Start Working data

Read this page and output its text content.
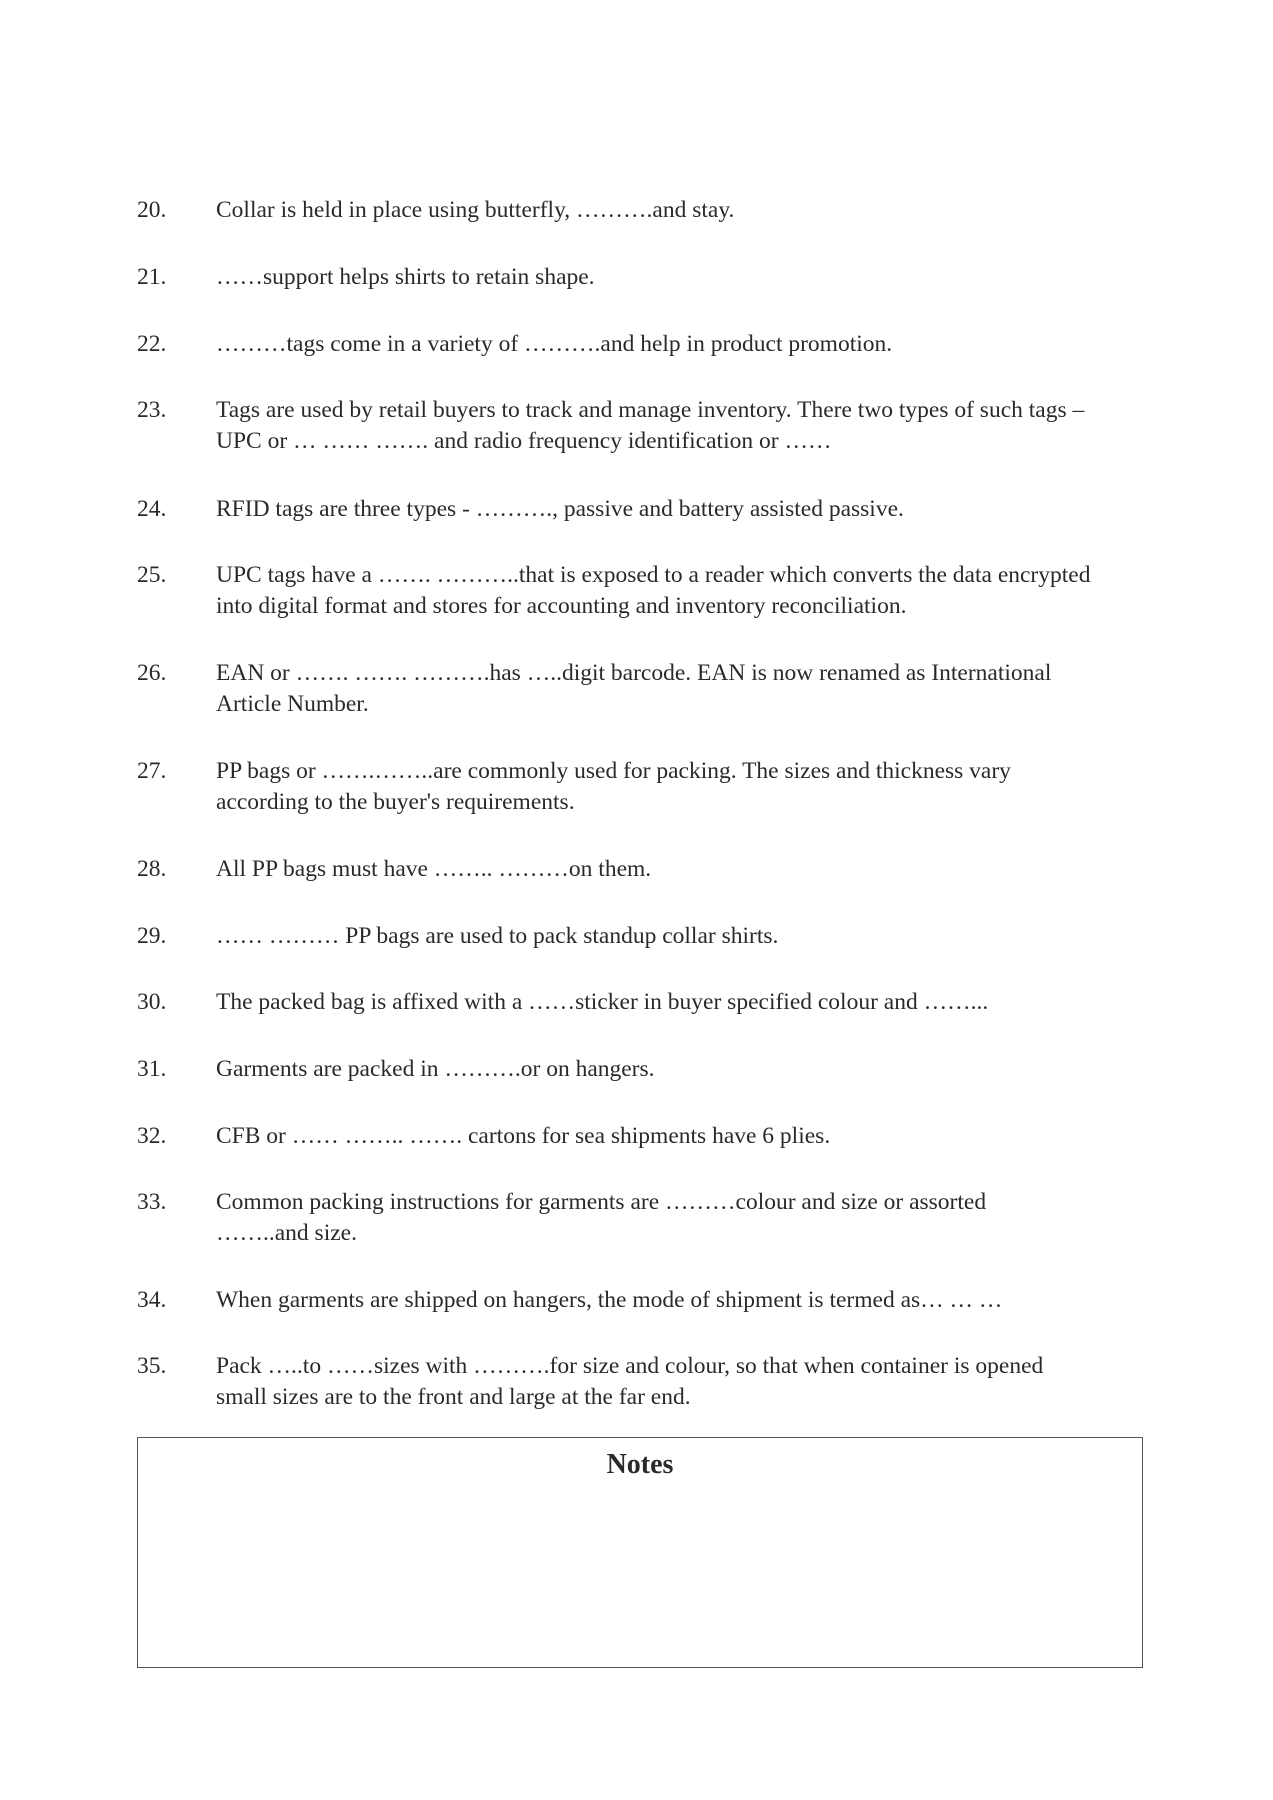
20. Collar is held in place using butterfly, ……….and stay.
21. ……support helps shirts to retain shape.
22. ………tags come in a variety of ……….and help in product promotion.
23. Tags are used by retail buyers to track and manage inventory. There two types of such tags –
UPC or … …… ……. and radio frequency identification or ……
24. RFID tags are three types - ………., passive and battery assisted passive.
25. UPC tags have a ……. ………..that is exposed to a reader which converts the data encrypted
into digital format and stores for accounting and inventory reconciliation.
26. EAN or ……. ……. ……….has …..digit barcode. EAN is now renamed as International
Article Number.
27. PP bags or …….……..are commonly used for packing. The sizes and thickness vary
according to the buyer's requirements.
28. All PP bags must have …….. ………on them.
29. …… ……… PP bags are used to pack standup collar shirts.
30. The packed bag is affixed with a ……sticker in buyer specified colour and ……...
31. Garments are packed in ……….or on hangers.
32. CFB or …… …….. ……. cartons for sea shipments have 6 plies.
33. Common packing instructions for garments are ………colour and size or assorted
……..and size.
34. When garments are shipped on hangers, the mode of shipment is termed as… … …
35. Pack …..to ……sizes with ……….for size and colour, so that when container is opened
small sizes are to the front and large at the far end.
Notes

End Working data

Task requirements: Scan the data above and copy every line with "used" in it.

The result:
23. Tags are used by retail buyers to track and manage inventory. There two types of such tags –
27. PP bags or …….……..are commonly used for packing. The sizes and thickness vary
29. …… ……… PP bags are used to pack standup collar shirts.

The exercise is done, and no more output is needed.